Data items
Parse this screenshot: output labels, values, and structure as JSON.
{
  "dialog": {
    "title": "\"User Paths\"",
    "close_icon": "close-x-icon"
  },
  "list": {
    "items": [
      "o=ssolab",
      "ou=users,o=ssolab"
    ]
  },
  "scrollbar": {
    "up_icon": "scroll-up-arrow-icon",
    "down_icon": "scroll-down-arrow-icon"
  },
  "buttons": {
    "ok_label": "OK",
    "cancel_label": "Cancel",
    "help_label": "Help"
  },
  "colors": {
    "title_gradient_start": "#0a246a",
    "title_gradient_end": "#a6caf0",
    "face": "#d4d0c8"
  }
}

Instruction
Please reproduce all of the entries exactly as they stand.

Finished exercise
Parse this screenshot: output labels, values, and structure as JSON.
{
  "dialog": {
    "title": "\"User Paths\"",
    "close_icon": "close-x-icon"
  },
  "list": {
    "items": [
      "o=ssolab",
      "ou=users,o=ssolab"
    ]
  },
  "scrollbar": {
    "up_icon": "scroll-up-arrow-icon",
    "down_icon": "scroll-down-arrow-icon"
  },
  "buttons": {
    "ok_label": "OK",
    "cancel_label": "Cancel",
    "help_label": "Help"
  },
  "colors": {
    "title_gradient_start": "#0a246a",
    "title_gradient_end": "#a6caf0",
    "face": "#d4d0c8"
  }
}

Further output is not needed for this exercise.